Te verwerken gegevens -
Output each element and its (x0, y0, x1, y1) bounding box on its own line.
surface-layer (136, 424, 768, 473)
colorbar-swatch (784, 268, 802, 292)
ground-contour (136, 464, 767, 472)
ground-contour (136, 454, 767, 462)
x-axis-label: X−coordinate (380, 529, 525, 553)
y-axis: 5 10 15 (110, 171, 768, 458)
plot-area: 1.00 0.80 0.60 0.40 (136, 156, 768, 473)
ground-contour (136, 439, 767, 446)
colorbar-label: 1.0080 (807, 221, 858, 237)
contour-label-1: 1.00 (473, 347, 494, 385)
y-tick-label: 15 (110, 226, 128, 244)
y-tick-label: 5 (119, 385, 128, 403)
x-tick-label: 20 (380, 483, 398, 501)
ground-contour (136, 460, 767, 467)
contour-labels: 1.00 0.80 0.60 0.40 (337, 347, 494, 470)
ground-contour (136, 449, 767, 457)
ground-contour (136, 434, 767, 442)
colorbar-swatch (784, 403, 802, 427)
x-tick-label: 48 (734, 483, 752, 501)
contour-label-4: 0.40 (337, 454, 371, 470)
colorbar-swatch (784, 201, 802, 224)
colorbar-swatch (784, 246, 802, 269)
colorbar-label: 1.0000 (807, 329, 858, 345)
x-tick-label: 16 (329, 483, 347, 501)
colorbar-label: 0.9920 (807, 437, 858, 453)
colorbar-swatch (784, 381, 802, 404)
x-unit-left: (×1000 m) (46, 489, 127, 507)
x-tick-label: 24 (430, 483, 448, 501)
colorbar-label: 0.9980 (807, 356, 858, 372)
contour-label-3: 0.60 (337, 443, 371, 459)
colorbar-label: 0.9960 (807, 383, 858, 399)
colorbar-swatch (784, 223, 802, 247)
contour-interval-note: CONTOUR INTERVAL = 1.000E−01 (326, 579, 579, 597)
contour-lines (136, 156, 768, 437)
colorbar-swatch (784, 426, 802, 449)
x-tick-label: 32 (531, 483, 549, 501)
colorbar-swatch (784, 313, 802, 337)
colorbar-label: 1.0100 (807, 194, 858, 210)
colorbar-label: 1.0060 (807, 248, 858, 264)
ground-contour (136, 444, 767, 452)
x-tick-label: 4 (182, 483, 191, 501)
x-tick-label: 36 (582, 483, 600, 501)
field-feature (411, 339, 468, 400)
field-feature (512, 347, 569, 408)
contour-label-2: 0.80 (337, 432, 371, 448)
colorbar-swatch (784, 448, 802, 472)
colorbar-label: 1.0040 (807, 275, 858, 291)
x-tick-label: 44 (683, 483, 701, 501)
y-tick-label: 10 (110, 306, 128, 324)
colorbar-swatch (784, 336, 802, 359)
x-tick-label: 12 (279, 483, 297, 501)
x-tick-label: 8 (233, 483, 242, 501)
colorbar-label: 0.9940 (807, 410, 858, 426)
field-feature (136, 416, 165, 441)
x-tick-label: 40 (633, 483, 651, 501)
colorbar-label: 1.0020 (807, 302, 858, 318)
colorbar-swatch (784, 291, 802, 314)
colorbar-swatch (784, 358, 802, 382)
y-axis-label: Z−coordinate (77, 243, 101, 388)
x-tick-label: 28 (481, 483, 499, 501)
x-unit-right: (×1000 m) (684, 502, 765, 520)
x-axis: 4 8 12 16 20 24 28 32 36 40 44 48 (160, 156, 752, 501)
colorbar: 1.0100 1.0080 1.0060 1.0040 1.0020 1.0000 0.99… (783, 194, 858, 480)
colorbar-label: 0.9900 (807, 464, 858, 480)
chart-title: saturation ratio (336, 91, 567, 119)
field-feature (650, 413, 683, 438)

Opdracht - Typ alle items hierboven ongewijzigd over, elk op een eigen regel.

Antwoord -
Output each element and its (x0, y0, x1, y1) bounding box on its own line.
surface-layer (136, 424, 768, 473)
colorbar-swatch (784, 268, 802, 292)
ground-contour (136, 464, 767, 472)
ground-contour (136, 454, 767, 462)
x-axis-label: X−coordinate (380, 529, 525, 553)
y-axis: 5 10 15 (110, 171, 768, 458)
plot-area: 1.00 0.80 0.60 0.40 (136, 156, 768, 473)
ground-contour (136, 439, 767, 446)
colorbar-label: 1.0080 (807, 221, 858, 237)
contour-label-1: 1.00 (473, 347, 494, 385)
y-tick-label: 15 (110, 226, 128, 244)
y-tick-label: 5 (119, 385, 128, 403)
x-tick-label: 20 (380, 483, 398, 501)
ground-contour (136, 460, 767, 467)
contour-labels: 1.00 0.80 0.60 0.40 (337, 347, 494, 470)
ground-contour (136, 449, 767, 457)
ground-contour (136, 434, 767, 442)
colorbar-swatch (784, 403, 802, 427)
x-tick-label: 48 (734, 483, 752, 501)
contour-label-4: 0.40 (337, 454, 371, 470)
colorbar-swatch (784, 201, 802, 224)
colorbar-swatch (784, 246, 802, 269)
colorbar-label: 1.0000 (807, 329, 858, 345)
x-tick-label: 16 (329, 483, 347, 501)
colorbar-label: 0.9920 (807, 437, 858, 453)
colorbar-swatch (784, 381, 802, 404)
x-unit-left: (×1000 m) (46, 489, 127, 507)
x-tick-label: 24 (430, 483, 448, 501)
colorbar-label: 0.9980 (807, 356, 858, 372)
contour-label-3: 0.60 (337, 443, 371, 459)
colorbar-label: 0.9960 (807, 383, 858, 399)
colorbar-swatch (784, 223, 802, 247)
contour-interval-note: CONTOUR INTERVAL = 1.000E−01 (326, 579, 579, 597)
contour-lines (136, 156, 768, 437)
colorbar-swatch (784, 426, 802, 449)
x-tick-label: 32 (531, 483, 549, 501)
colorbar-swatch (784, 313, 802, 337)
colorbar-label: 1.0100 (807, 194, 858, 210)
colorbar-label: 1.0060 (807, 248, 858, 264)
ground-contour (136, 444, 767, 452)
x-tick-label: 4 (182, 483, 191, 501)
x-tick-label: 36 (582, 483, 600, 501)
field-feature (411, 339, 468, 400)
field-feature (512, 347, 569, 408)
contour-label-2: 0.80 (337, 432, 371, 448)
colorbar-swatch (784, 448, 802, 472)
colorbar-label: 1.0040 (807, 275, 858, 291)
x-tick-label: 44 (683, 483, 701, 501)
y-tick-label: 10 (110, 306, 128, 324)
colorbar-swatch (784, 336, 802, 359)
x-tick-label: 12 (279, 483, 297, 501)
x-tick-label: 8 (233, 483, 242, 501)
colorbar-label: 0.9940 (807, 410, 858, 426)
field-feature (136, 416, 165, 441)
x-tick-label: 40 (633, 483, 651, 501)
colorbar-label: 1.0020 (807, 302, 858, 318)
colorbar-swatch (784, 291, 802, 314)
colorbar-swatch (784, 358, 802, 382)
y-axis-label: Z−coordinate (77, 243, 101, 388)
x-tick-label: 28 (481, 483, 499, 501)
x-unit-right: (×1000 m) (684, 502, 765, 520)
x-axis: 4 8 12 16 20 24 28 32 36 40 44 48 (160, 156, 752, 501)
colorbar: 1.0100 1.0080 1.0060 1.0040 1.0020 1.0000 0.99… (783, 194, 858, 480)
colorbar-label: 0.9900 (807, 464, 858, 480)
chart-title: saturation ratio (336, 91, 567, 119)
field-feature (650, 413, 683, 438)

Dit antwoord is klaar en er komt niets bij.